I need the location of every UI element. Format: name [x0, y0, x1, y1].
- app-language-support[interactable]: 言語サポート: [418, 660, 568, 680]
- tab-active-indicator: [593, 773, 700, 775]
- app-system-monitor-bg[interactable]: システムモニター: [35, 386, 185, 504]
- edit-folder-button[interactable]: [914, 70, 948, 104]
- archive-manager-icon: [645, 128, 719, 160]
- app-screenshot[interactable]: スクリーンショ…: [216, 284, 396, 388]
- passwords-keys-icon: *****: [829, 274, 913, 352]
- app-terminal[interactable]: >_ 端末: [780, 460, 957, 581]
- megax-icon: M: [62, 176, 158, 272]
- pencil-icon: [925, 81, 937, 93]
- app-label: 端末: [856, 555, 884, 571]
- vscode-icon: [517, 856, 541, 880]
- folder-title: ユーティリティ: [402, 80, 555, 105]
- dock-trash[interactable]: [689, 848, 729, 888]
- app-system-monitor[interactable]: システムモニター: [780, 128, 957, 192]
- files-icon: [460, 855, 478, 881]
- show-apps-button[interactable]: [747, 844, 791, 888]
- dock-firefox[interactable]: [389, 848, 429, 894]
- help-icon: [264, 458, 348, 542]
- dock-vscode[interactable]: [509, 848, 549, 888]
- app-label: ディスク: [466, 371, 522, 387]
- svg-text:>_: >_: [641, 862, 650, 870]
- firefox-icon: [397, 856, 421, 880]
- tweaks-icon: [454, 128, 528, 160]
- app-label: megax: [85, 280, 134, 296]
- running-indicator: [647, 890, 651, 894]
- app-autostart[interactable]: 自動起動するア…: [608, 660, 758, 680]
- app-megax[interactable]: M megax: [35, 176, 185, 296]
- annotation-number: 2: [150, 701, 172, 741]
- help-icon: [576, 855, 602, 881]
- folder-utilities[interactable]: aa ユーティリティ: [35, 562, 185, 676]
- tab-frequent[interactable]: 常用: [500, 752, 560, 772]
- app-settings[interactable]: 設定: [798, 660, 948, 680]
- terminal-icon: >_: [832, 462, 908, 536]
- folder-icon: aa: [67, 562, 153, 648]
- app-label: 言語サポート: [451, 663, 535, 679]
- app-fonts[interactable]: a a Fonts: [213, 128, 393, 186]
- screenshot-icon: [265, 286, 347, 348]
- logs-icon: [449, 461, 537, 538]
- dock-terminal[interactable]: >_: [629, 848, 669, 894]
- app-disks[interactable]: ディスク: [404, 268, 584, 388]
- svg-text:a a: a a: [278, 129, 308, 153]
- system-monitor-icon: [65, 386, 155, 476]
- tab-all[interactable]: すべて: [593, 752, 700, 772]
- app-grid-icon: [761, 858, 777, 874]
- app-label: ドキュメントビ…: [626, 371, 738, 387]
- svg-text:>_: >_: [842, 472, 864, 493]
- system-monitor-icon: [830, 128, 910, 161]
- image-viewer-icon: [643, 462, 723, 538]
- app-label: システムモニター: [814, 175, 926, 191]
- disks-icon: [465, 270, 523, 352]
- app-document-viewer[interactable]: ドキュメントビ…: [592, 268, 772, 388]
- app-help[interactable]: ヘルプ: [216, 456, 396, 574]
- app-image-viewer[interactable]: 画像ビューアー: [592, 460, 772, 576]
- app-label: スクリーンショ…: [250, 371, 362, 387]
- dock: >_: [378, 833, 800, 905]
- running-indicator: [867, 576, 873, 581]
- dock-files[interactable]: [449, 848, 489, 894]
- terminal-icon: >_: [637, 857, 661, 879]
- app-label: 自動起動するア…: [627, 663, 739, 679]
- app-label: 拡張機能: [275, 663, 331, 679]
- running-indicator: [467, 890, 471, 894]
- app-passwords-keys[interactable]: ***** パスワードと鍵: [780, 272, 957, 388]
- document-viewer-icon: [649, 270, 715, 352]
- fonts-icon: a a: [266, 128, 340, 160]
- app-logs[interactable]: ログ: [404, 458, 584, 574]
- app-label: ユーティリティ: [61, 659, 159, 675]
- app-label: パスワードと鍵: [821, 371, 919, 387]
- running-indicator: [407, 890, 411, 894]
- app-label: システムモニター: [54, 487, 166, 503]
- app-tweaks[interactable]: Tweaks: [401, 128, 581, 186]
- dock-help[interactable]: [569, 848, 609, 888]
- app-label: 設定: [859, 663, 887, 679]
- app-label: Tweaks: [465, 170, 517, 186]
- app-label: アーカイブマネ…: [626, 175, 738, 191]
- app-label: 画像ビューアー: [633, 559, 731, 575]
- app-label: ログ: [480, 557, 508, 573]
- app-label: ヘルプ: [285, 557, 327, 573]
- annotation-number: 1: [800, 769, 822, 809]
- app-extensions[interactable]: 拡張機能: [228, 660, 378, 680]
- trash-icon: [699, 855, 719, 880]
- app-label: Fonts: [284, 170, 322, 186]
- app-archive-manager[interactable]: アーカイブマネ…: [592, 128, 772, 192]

○ ○ ○ ○ ○ ○ ○

◆ Required task ◆
Could you copy the listing verbatim, from its opening line through the line that contains "- app-settings[interactable]: 設定: [798, 660, 948, 680]", including both of those lines?

◆ Exercise output ◆
I need the location of every UI element. Format: name [x0, y0, x1, y1].
- app-language-support[interactable]: 言語サポート: [418, 660, 568, 680]
- tab-active-indicator: [593, 773, 700, 775]
- app-system-monitor-bg[interactable]: システムモニター: [35, 386, 185, 504]
- edit-folder-button[interactable]: [914, 70, 948, 104]
- archive-manager-icon: [645, 128, 719, 160]
- app-screenshot[interactable]: スクリーンショ…: [216, 284, 396, 388]
- passwords-keys-icon: *****: [829, 274, 913, 352]
- app-terminal[interactable]: >_ 端末: [780, 460, 957, 581]
- megax-icon: M: [62, 176, 158, 272]
- pencil-icon: [925, 81, 937, 93]
- app-label: 端末: [856, 555, 884, 571]
- vscode-icon: [517, 856, 541, 880]
- folder-title: ユーティリティ: [402, 80, 555, 105]
- dock-trash[interactable]: [689, 848, 729, 888]
- app-system-monitor[interactable]: システムモニター: [780, 128, 957, 192]
- files-icon: [460, 855, 478, 881]
- show-apps-button[interactable]: [747, 844, 791, 888]
- dock-firefox[interactable]: [389, 848, 429, 894]
- help-icon: [264, 458, 348, 542]
- dock-vscode[interactable]: [509, 848, 549, 888]
- app-label: ディスク: [466, 371, 522, 387]
- svg-text:>_: >_: [641, 862, 650, 870]
- firefox-icon: [397, 856, 421, 880]
- tweaks-icon: [454, 128, 528, 160]
- app-label: megax: [85, 280, 134, 296]
- running-indicator: [647, 890, 651, 894]
- app-autostart[interactable]: 自動起動するア…: [608, 660, 758, 680]
- app-megax[interactable]: M megax: [35, 176, 185, 296]
- annotation-number: 2: [150, 701, 172, 741]
- help-icon: [576, 855, 602, 881]
- folder-utilities[interactable]: aa ユーティリティ: [35, 562, 185, 676]
- tab-frequent[interactable]: 常用: [500, 752, 560, 772]
- app-settings[interactable]: 設定: [798, 660, 948, 680]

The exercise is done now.